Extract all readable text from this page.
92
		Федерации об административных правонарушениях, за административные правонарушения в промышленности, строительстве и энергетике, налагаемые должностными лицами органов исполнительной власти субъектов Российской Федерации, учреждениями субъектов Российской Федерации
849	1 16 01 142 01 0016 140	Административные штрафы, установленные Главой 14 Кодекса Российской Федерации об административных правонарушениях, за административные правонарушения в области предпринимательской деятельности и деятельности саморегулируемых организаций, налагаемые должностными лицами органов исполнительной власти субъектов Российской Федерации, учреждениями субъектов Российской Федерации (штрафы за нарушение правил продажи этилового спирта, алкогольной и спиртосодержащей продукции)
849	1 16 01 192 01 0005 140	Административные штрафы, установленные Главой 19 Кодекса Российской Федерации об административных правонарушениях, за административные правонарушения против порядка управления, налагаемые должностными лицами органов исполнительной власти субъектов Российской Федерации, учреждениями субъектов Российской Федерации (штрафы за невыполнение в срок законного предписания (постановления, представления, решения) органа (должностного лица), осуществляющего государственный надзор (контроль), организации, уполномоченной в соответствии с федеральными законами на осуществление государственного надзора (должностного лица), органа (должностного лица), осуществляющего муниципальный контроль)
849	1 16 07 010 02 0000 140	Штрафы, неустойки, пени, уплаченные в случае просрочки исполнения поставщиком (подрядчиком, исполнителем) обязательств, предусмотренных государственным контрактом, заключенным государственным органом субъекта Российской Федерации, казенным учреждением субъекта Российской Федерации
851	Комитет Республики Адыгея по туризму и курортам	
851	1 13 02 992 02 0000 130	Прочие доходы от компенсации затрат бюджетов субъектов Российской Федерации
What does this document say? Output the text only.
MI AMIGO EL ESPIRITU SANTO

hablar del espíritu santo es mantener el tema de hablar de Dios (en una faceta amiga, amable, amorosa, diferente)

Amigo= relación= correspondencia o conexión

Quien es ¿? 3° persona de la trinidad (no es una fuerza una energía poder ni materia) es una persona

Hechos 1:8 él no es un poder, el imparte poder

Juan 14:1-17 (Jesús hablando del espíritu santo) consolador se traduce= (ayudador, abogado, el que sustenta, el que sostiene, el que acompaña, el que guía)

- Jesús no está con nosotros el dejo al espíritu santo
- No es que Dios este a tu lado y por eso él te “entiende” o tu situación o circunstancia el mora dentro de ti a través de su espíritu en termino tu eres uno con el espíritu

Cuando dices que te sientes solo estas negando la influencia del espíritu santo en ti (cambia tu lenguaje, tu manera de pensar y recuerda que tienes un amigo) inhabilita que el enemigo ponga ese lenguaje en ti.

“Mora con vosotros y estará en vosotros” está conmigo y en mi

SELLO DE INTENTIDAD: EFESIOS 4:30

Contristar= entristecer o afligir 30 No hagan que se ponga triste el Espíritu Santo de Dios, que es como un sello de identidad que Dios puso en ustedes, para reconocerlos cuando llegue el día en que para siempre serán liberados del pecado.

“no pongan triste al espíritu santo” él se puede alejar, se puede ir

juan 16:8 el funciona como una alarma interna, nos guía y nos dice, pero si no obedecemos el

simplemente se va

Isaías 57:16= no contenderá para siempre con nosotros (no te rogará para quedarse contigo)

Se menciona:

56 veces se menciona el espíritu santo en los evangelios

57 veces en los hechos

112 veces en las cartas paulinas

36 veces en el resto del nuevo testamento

* * * * * * * * *

» **PROBLEM**: Tally the lines of the listing above that include the word "Jesús". Answer with the number alone.

» **EXERCISE ANSWER**: 2